(What to produce) Go through the listing and set it down exactly, leaving out its pictures.

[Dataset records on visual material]
---

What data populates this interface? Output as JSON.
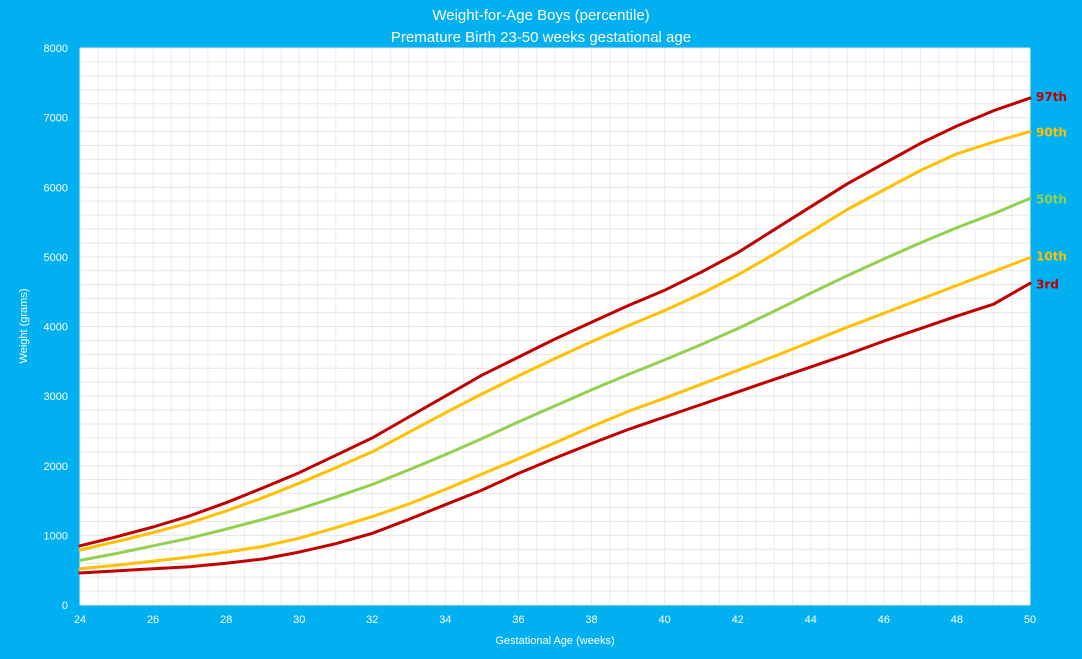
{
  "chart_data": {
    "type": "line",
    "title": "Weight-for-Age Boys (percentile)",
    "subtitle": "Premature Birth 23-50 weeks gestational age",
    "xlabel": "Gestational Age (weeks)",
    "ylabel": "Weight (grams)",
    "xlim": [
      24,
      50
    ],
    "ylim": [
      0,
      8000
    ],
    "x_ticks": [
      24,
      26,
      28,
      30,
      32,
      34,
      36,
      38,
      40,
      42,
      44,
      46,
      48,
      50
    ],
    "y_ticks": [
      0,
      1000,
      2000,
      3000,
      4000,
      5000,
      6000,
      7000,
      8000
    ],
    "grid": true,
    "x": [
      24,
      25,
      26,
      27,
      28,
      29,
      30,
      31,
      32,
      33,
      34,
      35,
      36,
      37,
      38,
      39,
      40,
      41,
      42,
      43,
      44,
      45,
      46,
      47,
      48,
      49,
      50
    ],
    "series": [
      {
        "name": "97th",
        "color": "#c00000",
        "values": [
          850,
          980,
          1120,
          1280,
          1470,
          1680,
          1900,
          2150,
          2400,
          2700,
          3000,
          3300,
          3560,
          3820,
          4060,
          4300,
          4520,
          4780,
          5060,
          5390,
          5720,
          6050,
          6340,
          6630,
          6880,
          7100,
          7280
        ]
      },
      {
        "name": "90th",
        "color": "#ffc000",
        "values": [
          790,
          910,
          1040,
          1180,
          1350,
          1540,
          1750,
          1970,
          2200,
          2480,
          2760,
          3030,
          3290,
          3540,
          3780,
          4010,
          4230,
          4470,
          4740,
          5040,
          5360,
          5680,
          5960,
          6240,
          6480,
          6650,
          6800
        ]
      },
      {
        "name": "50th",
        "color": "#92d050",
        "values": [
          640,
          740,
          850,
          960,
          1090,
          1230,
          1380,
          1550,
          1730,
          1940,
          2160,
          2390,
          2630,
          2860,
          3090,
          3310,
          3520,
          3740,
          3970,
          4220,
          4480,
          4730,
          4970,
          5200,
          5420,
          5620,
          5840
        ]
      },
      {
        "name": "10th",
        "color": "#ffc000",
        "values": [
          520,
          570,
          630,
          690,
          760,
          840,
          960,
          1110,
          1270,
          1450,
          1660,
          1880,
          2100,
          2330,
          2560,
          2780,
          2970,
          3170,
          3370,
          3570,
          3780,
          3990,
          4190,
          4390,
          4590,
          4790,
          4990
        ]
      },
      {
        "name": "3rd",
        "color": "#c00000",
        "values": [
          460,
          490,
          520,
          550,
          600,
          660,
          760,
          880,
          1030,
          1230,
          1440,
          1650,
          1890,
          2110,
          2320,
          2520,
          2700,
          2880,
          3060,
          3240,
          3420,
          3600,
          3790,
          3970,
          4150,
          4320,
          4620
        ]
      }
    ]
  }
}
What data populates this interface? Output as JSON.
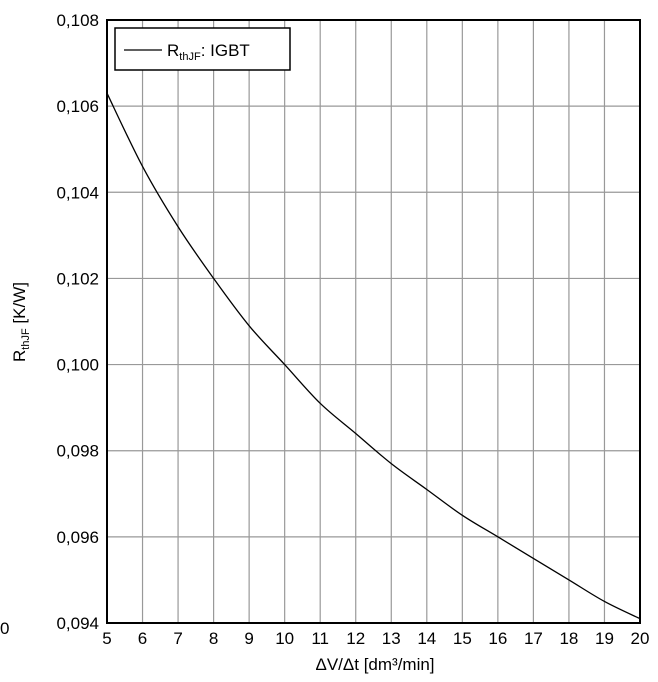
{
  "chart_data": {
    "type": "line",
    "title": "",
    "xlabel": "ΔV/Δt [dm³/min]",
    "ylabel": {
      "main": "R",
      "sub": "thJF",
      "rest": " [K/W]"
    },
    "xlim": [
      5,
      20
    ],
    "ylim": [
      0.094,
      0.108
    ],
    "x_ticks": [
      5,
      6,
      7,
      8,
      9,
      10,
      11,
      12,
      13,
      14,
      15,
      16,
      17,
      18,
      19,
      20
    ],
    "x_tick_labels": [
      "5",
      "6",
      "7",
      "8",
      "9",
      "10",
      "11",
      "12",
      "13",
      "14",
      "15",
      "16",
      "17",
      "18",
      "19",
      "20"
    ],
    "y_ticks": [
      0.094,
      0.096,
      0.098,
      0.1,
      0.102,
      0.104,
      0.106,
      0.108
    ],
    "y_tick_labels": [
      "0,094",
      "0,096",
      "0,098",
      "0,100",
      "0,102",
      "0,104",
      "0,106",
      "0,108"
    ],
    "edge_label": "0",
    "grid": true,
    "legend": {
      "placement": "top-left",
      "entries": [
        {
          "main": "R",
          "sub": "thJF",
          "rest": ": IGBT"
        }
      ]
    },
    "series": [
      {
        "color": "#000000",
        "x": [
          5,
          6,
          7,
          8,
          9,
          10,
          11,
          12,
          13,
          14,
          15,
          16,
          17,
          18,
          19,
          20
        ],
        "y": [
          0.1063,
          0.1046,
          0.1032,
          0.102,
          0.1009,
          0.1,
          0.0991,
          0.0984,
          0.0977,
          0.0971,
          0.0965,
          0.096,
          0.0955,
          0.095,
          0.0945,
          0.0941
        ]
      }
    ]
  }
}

---

(Answer to this task)
What data populates this interface? Output as JSON.
{
  "chart_data": {
    "type": "line",
    "title": "Weight-for-Age Boys (percentile)",
    "subtitle": "Premature Birth 23-50 weeks gestational age",
    "xlabel": "Gestational Age (weeks)",
    "ylabel": "Weight (grams)",
    "xlim": [
      24,
      50
    ],
    "ylim": [
      0,
      8000
    ],
    "x_ticks": [
      24,
      26,
      28,
      30,
      32,
      34,
      36,
      38,
      40,
      42,
      44,
      46,
      48,
      50
    ],
    "y_ticks": [
      0,
      1000,
      2000,
      3000,
      4000,
      5000,
      6000,
      7000,
      8000
    ],
    "grid": true,
    "x": [
      24,
      25,
      26,
      27,
      28,
      29,
      30,
      31,
      32,
      33,
      34,
      35,
      36,
      37,
      38,
      39,
      40,
      41,
      42,
      43,
      44,
      45,
      46,
      47,
      48,
      49,
      50
    ],
    "series": [
      {
        "name": "97th",
        "color": "#c00000",
        "values": [
          850,
          980,
          1120,
          1280,
          1470,
          1680,
          1900,
          2150,
          2400,
          2700,
          3000,
          3300,
          3560,
          3820,
          4060,
          4300,
          4520,
          4780,
          5060,
          5390,
          5720,
          6050,
          6340,
          6630,
          6880,
          7100,
          7280
        ]
      },
      {
        "name": "90th",
        "color": "#ffc000",
        "values": [
          790,
          910,
          1040,
          1180,
          1350,
          1540,
          1750,
          1970,
          2200,
          2480,
          2760,
          3030,
          3290,
          3540,
          3780,
          4010,
          4230,
          4470,
          4740,
          5040,
          5360,
          5680,
          5960,
          6240,
          6480,
          6650,
          6800
        ]
      },
      {
        "name": "50th",
        "color": "#92d050",
        "values": [
          640,
          740,
          850,
          960,
          1090,
          1230,
          1380,
          1550,
          1730,
          1940,
          2160,
          2390,
          2630,
          2860,
          3090,
          3310,
          3520,
          3740,
          3970,
          4220,
          4480,
          4730,
          4970,
          5200,
          5420,
          5620,
          5840
        ]
      },
      {
        "name": "10th",
        "color": "#ffc000",
        "values": [
          520,
          570,
          630,
          690,
          760,
          840,
          960,
          1110,
          1270,
          1450,
          1660,
          1880,
          2100,
          2330,
          2560,
          2780,
          2970,
          3170,
          3370,
          3570,
          3780,
          3990,
          4190,
          4390,
          4590,
          4790,
          4990
        ]
      },
      {
        "name": "3rd",
        "color": "#c00000",
        "values": [
          460,
          490,
          520,
          550,
          600,
          660,
          760,
          880,
          1030,
          1230,
          1440,
          1650,
          1890,
          2110,
          2320,
          2520,
          2700,
          2880,
          3060,
          3240,
          3420,
          3600,
          3790,
          3970,
          4150,
          4320,
          4620
        ]
      }
    ]
  }
}
What data populates this interface? Output as JSON.
{
  "chart_data": {
    "type": "line",
    "title": "",
    "xlabel": "ΔV/Δt [dm³/min]",
    "ylabel": {
      "main": "R",
      "sub": "thJF",
      "rest": " [K/W]"
    },
    "xlim": [
      5,
      20
    ],
    "ylim": [
      0.094,
      0.108
    ],
    "x_ticks": [
      5,
      6,
      7,
      8,
      9,
      10,
      11,
      12,
      13,
      14,
      15,
      16,
      17,
      18,
      19,
      20
    ],
    "x_tick_labels": [
      "5",
      "6",
      "7",
      "8",
      "9",
      "10",
      "11",
      "12",
      "13",
      "14",
      "15",
      "16",
      "17",
      "18",
      "19",
      "20"
    ],
    "y_ticks": [
      0.094,
      0.096,
      0.098,
      0.1,
      0.102,
      0.104,
      0.106,
      0.108
    ],
    "y_tick_labels": [
      "0,094",
      "0,096",
      "0,098",
      "0,100",
      "0,102",
      "0,104",
      "0,106",
      "0,108"
    ],
    "edge_label": "0",
    "grid": true,
    "legend": {
      "placement": "top-left",
      "entries": [
        {
          "main": "R",
          "sub": "thJF",
          "rest": ": IGBT"
        }
      ]
    },
    "series": [
      {
        "color": "#000000",
        "x": [
          5,
          6,
          7,
          8,
          9,
          10,
          11,
          12,
          13,
          14,
          15,
          16,
          17,
          18,
          19,
          20
        ],
        "y": [
          0.1063,
          0.1046,
          0.1032,
          0.102,
          0.1009,
          0.1,
          0.0991,
          0.0984,
          0.0977,
          0.0971,
          0.0965,
          0.096,
          0.0955,
          0.095,
          0.0945,
          0.0941
        ]
      }
    ]
  }
}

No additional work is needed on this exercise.